With the pictures left out, copy the listing below exactly.

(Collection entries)

☆ ☆ ☆ ☆ ☆ ☆ ☆

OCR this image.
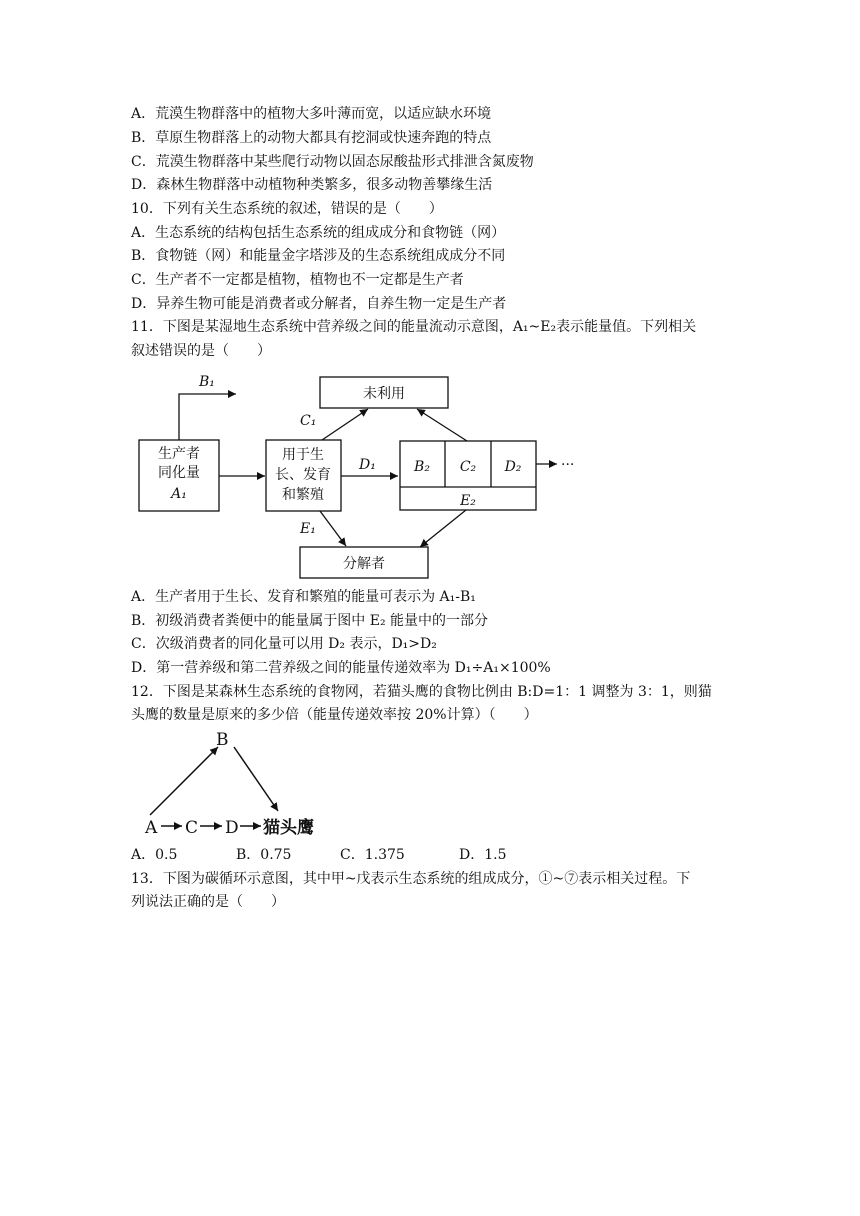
A．荒漠生物群落中的植物大多叶薄而宽，以适应缺水环境
B．草原生物群落上的动物大都具有挖洞或快速奔跑的特点
C．荒漠生物群落中某些爬行动物以固态尿酸盐形式排泄含氮废物
D．森林生物群落中动植物种类繁多，很多动物善攀缘生活
10．下列有关生态系统的叙述，错误的是（　　）
A．生态系统的结构包括生态系统的组成成分和食物链（网）
B．食物链（网）和能量金字塔涉及的生态系统组成成分不同
C．生产者不一定都是植物，植物也不一定都是生产者
D．异养生物可能是消费者或分解者，自养生物一定是生产者
11．下图是某湿地生态系统中营养级之间的能量流动示意图，A₁~E₂表示能量值。下列相关
叙述错误的是（　　）
生产者
同化量
A₁
用于生
长、发育
和繁殖
未利用
分解者
B₁
C₁
D₁
E₁
B₂ C₂ D₂
E₂
···
A．生产者用于生长、发育和繁殖的能量可表示为 A₁-B₁
B．初级消费者粪便中的能量属于图中 E₂ 能量中的一部分
C．次级消费者的同化量可以用 D₂ 表示，D₁>D₂
D．第一营养级和第二营养级之间的能量传递效率为 D₁÷A₁×100%
12．下图是某森林生态系统的食物网，若猫头鹰的食物比例由 B:D=1：1 调整为 3：1，则猫
头鹰的数量是原来的多少倍（能量传递效率按 20%计算）（　　）
A
B
C D 猫头鹰
A．0.5	B．0.75	C．1.375	D．1.5
13．下图为碳循环示意图，其中甲~戊表示生态系统的组成成分，①~⑦表示相关过程。下
列说法正确的是（　　）
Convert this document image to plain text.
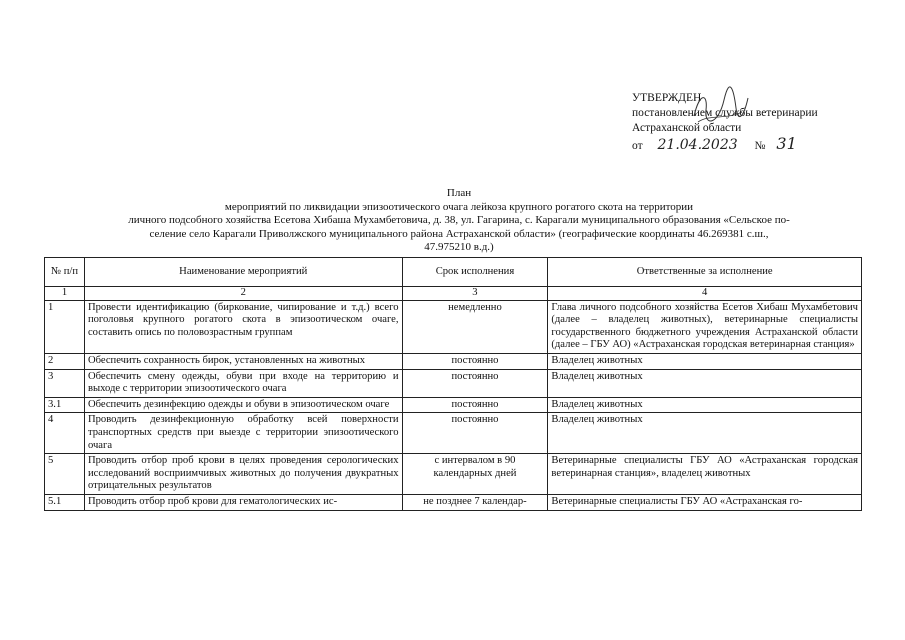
УТВЕРЖДЕН
постановлением службы ветеринарии
Астраханской области
от 21.04.2023 № 31
План
мероприятий по ликвидации эпизоотического очага лейкоза крупного рогатого скота на территории
личного подсобного хозяйства Есетова Хибаша Мухамбетовича, д. 38, ул. Гагарина, с. Карагали муниципального образования «Сельское по-
селение село Карагали Приволжского муниципального района Астраханской области» (географические координаты 46.269381 с.ш.,
47.975210 в.д.)
№ п/п	Наименование мероприятий	Срок исполнения	Ответственные за исполнение
1	2	3	4
1	Провести идентификацию (биркование, чипирование и т.д.) всего поголовья крупного рогатого скота в эпизоотическом очаге, составить опись по половозрастным группам	немедленно	Глава личного подсобного хозяйства Есетов Хибаш Мухамбетович (далее – владелец животных), ветеринарные специалисты государственного бюджетного учреждения Астраханской области (далее – ГБУ АО) «Астраханская городская ветеринарная станция»
2	Обеспечить сохранность бирок, установленных на животных	постоянно	Владелец животных
3	Обеспечить смену одежды, обуви при входе на территорию и выходе с территории эпизоотического очага	постоянно	Владелец животных
3.1	Обеспечить дезинфекцию одежды и обуви в эпизоотическом очаге	постоянно	Владелец животных
4	Проводить дезинфекционную обработку всей поверхности транспортных средств при выезде с территории эпизоотического очага	постоянно	Владелец животных
5	Проводить отбор проб крови в целях проведения серологических исследований восприимчивых животных до получения двукратных отрицательных результатов	с интервалом в 90 календарных дней	Ветеринарные специалисты ГБУ АО «Астраханская городская ветеринарная станция», владелец животных
5.1	Проводить отбор проб крови для гематологических ис-	не позднее 7 календар-	Ветеринарные специалисты ГБУ АО «Астраханская го-
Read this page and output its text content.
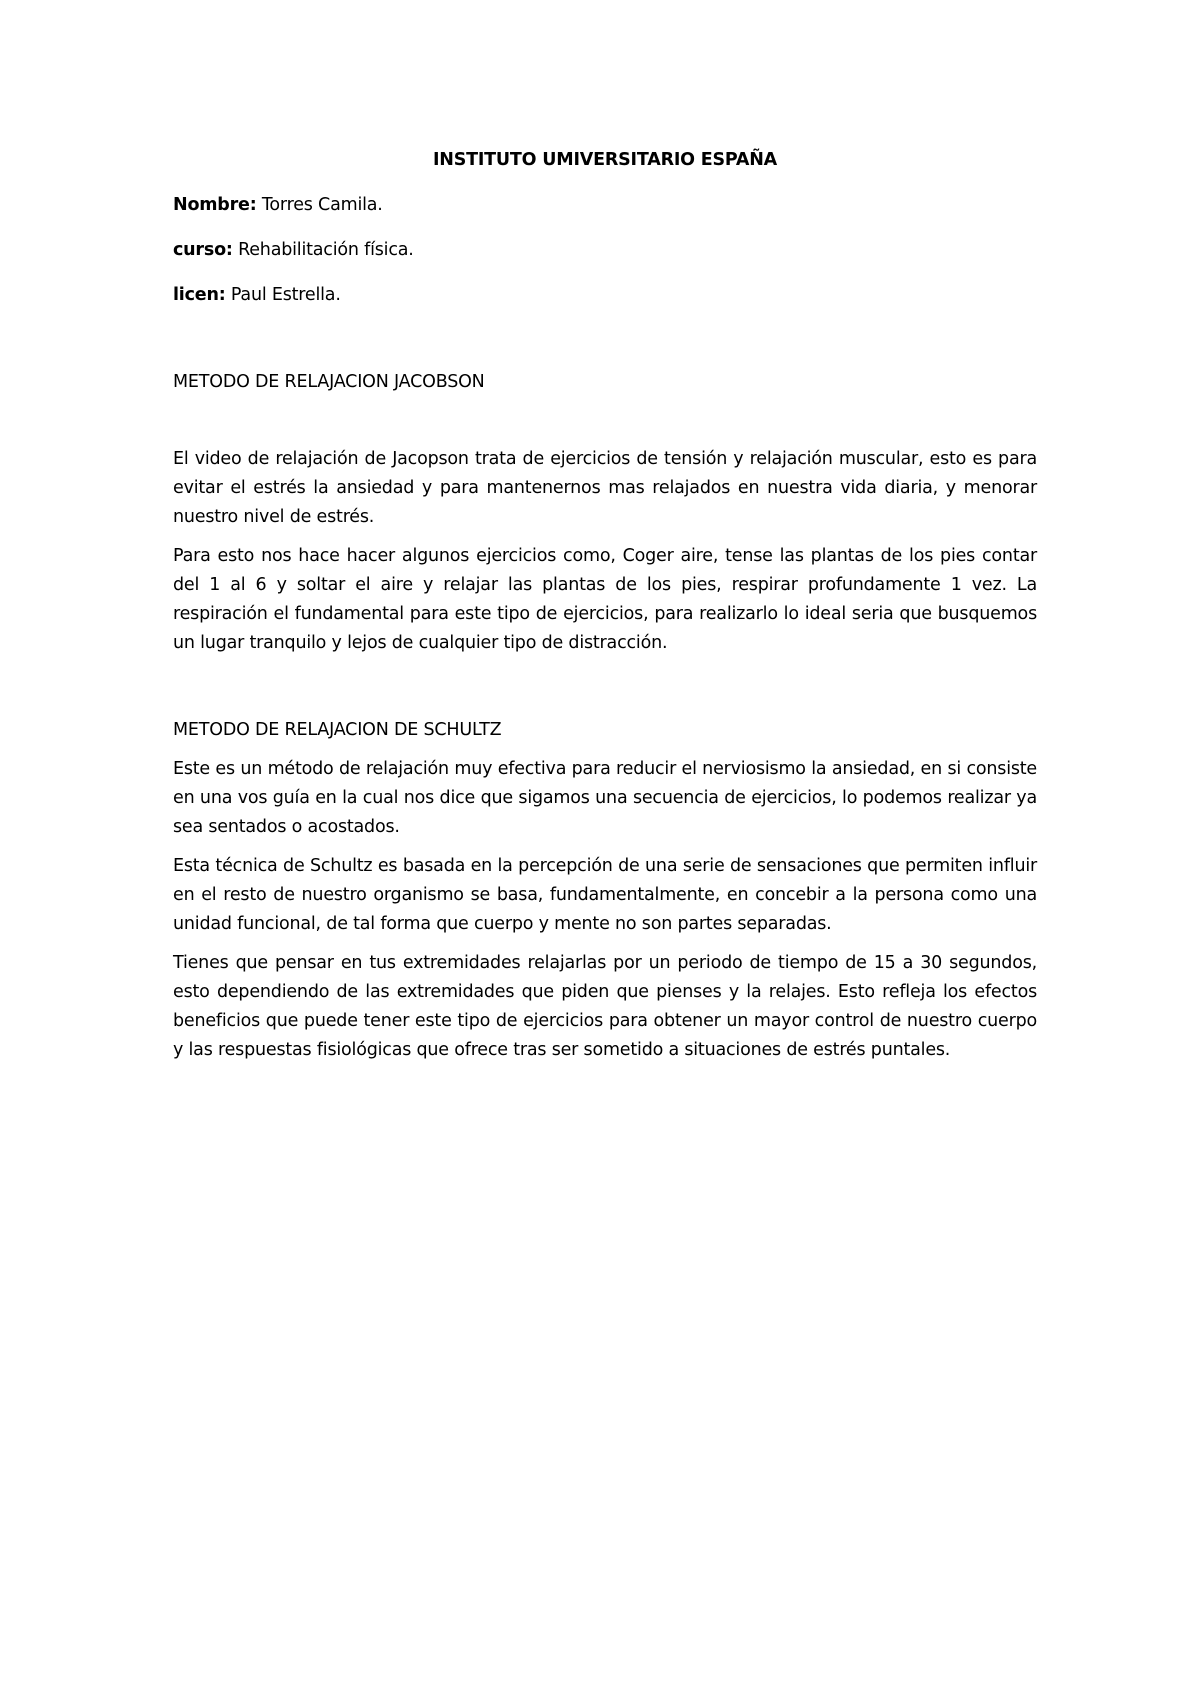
INSTITUTO UMIVERSITARIO ESPAÑA
Nombre: Torres Camila.
curso: Rehabilitación física.
licen: Paul Estrella.
METODO DE RELAJACION JACOBSON

El video de relajación de Jacopson trata de ejercicios de tensión y relajación muscular, esto es para evitar el estrés la ansiedad y para mantenernos mas relajados en nuestra vida diaria, y menorar nuestro nivel de estrés.

Para esto nos hace hacer algunos ejercicios como, Coger aire, tense las plantas de los pies contar del 1 al 6 y soltar el aire y relajar las plantas de los pies, respirar profundamente 1 vez. La respiración el fundamental para este tipo de ejercicios, para realizarlo lo ideal seria que busquemos un lugar tranquilo y lejos de cualquier tipo de distracción.

METODO DE RELAJACION DE SCHULTZ

Este es un método de relajación muy efectiva para reducir el nerviosismo la ansiedad, en si consiste en una vos guía en la cual nos dice que sigamos una secuencia de ejercicios, lo podemos realizar ya sea sentados o acostados.

Esta técnica de Schultz es basada en la percepción de una serie de sensaciones que permiten influir en el resto de nuestro organismo se basa, fundamentalmente, en concebir a la persona como una unidad funcional, de tal forma que cuerpo y mente no son partes separadas.

Tienes que pensar en tus extremidades relajarlas por un periodo de tiempo de 15 a 30 segundos, esto dependiendo de las extremidades que piden que pienses y la relajes. Esto refleja los efectos beneficios que puede tener este tipo de ejercicios para obtener un mayor control de nuestro cuerpo y las respuestas fisiológicas que ofrece tras ser sometido a situaciones de estrés puntales.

☆ ☆ ☆ ☆ ☆ ☆ ☆

> _WRITTEN SOLUTION_:
OCR this image.
A．荒漠生物群落中的植物大多叶薄而宽，以适应缺水环境
B．草原生物群落上的动物大都具有挖洞或快速奔跑的特点
C．荒漠生物群落中某些爬行动物以固态尿酸盐形式排泄含氮废物
D．森林生物群落中动植物种类繁多，很多动物善攀缘生活
10．下列有关生态系统的叙述，错误的是（　　）
A．生态系统的结构包括生态系统的组成成分和食物链（网）
B．食物链（网）和能量金字塔涉及的生态系统组成成分不同
C．生产者不一定都是植物，植物也不一定都是生产者
D．异养生物可能是消费者或分解者，自养生物一定是生产者
11．下图是某湿地生态系统中营养级之间的能量流动示意图，A₁~E₂表示能量值。下列相关
叙述错误的是（　　）
生产者
同化量
A₁
用于生
长、发育
和繁殖
未利用
分解者
B₁
C₁
D₁
E₁
B₂ C₂ D₂
E₂
···
A．生产者用于生长、发育和繁殖的能量可表示为 A₁-B₁
B．初级消费者粪便中的能量属于图中 E₂ 能量中的一部分
C．次级消费者的同化量可以用 D₂ 表示，D₁>D₂
D．第一营养级和第二营养级之间的能量传递效率为 D₁÷A₁×100%
12．下图是某森林生态系统的食物网，若猫头鹰的食物比例由 B:D=1：1 调整为 3：1，则猫
头鹰的数量是原来的多少倍（能量传递效率按 20%计算）（　　）
A
B
C D 猫头鹰
A．0.5	B．0.75	C．1.375	D．1.5
13．下图为碳循环示意图，其中甲~戊表示生态系统的组成成分，①~⑦表示相关过程。下
列说法正确的是（　　）
Convert this document image to plain text.
УТВЕРЖДЕН
постановлением службы ветеринарии
Астраханской области
от 21.04.2023 № 31
План
мероприятий по ликвидации эпизоотического очага лейкоза крупного рогатого скота на территории
личного подсобного хозяйства Есетова Хибаша Мухамбетовича, д. 38, ул. Гагарина, с. Карагали муниципального образования «Сельское по-
селение село Карагали Приволжского муниципального района Астраханской области» (географические координаты 46.269381 с.ш.,
47.975210 в.д.)
№ п/п	Наименование мероприятий	Срок исполнения	Ответственные за исполнение
1	2	3	4
1	Провести идентификацию (биркование, чипирование и т.д.) всего поголовья крупного рогатого скота в эпизоотическом очаге, составить опись по половозрастным группам	немедленно	Глава личного подсобного хозяйства Есетов Хибаш Мухамбетович (далее – владелец животных), ветеринарные специалисты государственного бюджетного учреждения Астраханской области (далее – ГБУ АО) «Астраханская городская ветеринарная станция»
2	Обеспечить сохранность бирок, установленных на животных	постоянно	Владелец животных
3	Обеспечить смену одежды, обуви при входе на территорию и выходе с территории эпизоотического очага	постоянно	Владелец животных
3.1	Обеспечить дезинфекцию одежды и обуви в эпизоотическом очаге	постоянно	Владелец животных
4	Проводить дезинфекционную обработку всей поверхности транспортных средств при выезде с территории эпизоотического очага	постоянно	Владелец животных
5	Проводить отбор проб крови в целях проведения серологических исследований восприимчивых животных до получения двукратных отрицательных результатов	с интервалом в 90 календарных дней	Ветеринарные специалисты ГБУ АО «Астраханская городская ветеринарная станция», владелец животных
5.1	Проводить отбор проб крови для гематологических ис-	не позднее 7 календар-	Ветеринарные специалисты ГБУ АО «Астраханская го-
Read this page and output its text content.
INSTITUTO UMIVERSITARIO ESPAÑA
Nombre: Torres Camila.
curso: Rehabilitación física.
licen: Paul Estrella.
METODO DE RELAJACION JACOBSON

El video de relajación de Jacopson trata de ejercicios de tensión y relajación muscular, esto es para evitar el estrés la ansiedad y para mantenernos mas relajados en nuestra vida diaria, y menorar nuestro nivel de estrés.

Para esto nos hace hacer algunos ejercicios como, Coger aire, tense las plantas de los pies contar del 1 al 6 y soltar el aire y relajar las plantas de los pies, respirar profundamente 1 vez. La respiración el fundamental para este tipo de ejercicios, para realizarlo lo ideal seria que busquemos un lugar tranquilo y lejos de cualquier tipo de distracción.

METODO DE RELAJACION DE SCHULTZ

Este es un método de relajación muy efectiva para reducir el nerviosismo la ansiedad, en si consiste en una vos guía en la cual nos dice que sigamos una secuencia de ejercicios, lo podemos realizar ya sea sentados o acostados.

Esta técnica de Schultz es basada en la percepción de una serie de sensaciones que permiten influir en el resto de nuestro organismo se basa, fundamentalmente, en concebir a la persona como una unidad funcional, de tal forma que cuerpo y mente no son partes separadas.

Tienes que pensar en tus extremidades relajarlas por un periodo de tiempo de 15 a 30 segundos, esto dependiendo de las extremidades que piden que pienses y la relajes. Esto refleja los efectos beneficios que puede tener este tipo de ejercicios para obtener un mayor control de nuestro cuerpo y las respuestas fisiológicas que ofrece tras ser sometido a situaciones de estrés puntales.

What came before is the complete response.